WRITTEN REQUEST ▸
Transcribe the listing exactly, leaving out every picture.

.....

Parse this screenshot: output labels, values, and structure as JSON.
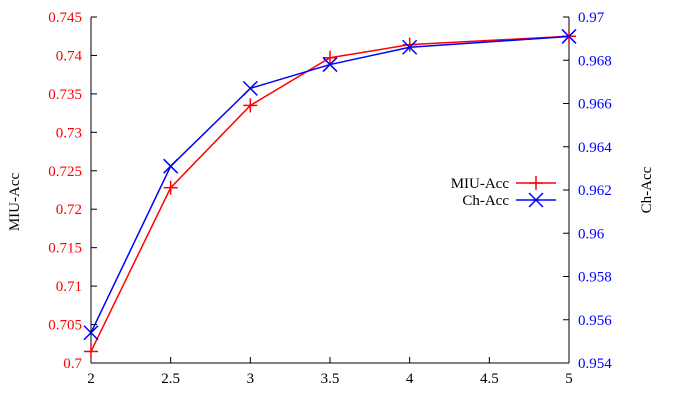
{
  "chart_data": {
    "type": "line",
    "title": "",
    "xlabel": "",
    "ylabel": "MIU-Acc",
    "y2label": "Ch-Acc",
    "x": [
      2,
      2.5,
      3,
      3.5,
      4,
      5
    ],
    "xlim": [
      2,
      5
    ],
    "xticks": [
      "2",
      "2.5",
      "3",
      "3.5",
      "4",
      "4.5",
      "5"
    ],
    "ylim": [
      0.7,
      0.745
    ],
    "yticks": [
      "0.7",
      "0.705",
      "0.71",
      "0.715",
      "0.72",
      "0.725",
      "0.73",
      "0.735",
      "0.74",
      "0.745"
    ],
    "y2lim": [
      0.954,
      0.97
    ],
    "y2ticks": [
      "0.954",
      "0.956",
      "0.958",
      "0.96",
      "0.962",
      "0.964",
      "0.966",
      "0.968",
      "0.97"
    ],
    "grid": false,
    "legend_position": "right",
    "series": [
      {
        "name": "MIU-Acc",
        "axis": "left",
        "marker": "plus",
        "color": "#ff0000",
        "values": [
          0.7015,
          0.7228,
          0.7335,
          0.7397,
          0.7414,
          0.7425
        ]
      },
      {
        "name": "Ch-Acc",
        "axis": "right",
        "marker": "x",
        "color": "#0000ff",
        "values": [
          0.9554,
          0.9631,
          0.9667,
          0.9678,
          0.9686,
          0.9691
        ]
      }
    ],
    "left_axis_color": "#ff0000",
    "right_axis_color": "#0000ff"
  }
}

.....

THE RESULT ▸
Parse this screenshot: output labels, values, and structure as JSON.
{
  "chart_data": {
    "type": "line",
    "title": "",
    "xlabel": "",
    "ylabel": "MIU-Acc",
    "y2label": "Ch-Acc",
    "x": [
      2,
      2.5,
      3,
      3.5,
      4,
      5
    ],
    "xlim": [
      2,
      5
    ],
    "xticks": [
      "2",
      "2.5",
      "3",
      "3.5",
      "4",
      "4.5",
      "5"
    ],
    "ylim": [
      0.7,
      0.745
    ],
    "yticks": [
      "0.7",
      "0.705",
      "0.71",
      "0.715",
      "0.72",
      "0.725",
      "0.73",
      "0.735",
      "0.74",
      "0.745"
    ],
    "y2lim": [
      0.954,
      0.97
    ],
    "y2ticks": [
      "0.954",
      "0.956",
      "0.958",
      "0.96",
      "0.962",
      "0.964",
      "0.966",
      "0.968",
      "0.97"
    ],
    "grid": false,
    "legend_position": "right",
    "series": [
      {
        "name": "MIU-Acc",
        "axis": "left",
        "marker": "plus",
        "color": "#ff0000",
        "values": [
          0.7015,
          0.7228,
          0.7335,
          0.7397,
          0.7414,
          0.7425
        ]
      },
      {
        "name": "Ch-Acc",
        "axis": "right",
        "marker": "x",
        "color": "#0000ff",
        "values": [
          0.9554,
          0.9631,
          0.9667,
          0.9678,
          0.9686,
          0.9691
        ]
      }
    ],
    "left_axis_color": "#ff0000",
    "right_axis_color": "#0000ff"
  }
}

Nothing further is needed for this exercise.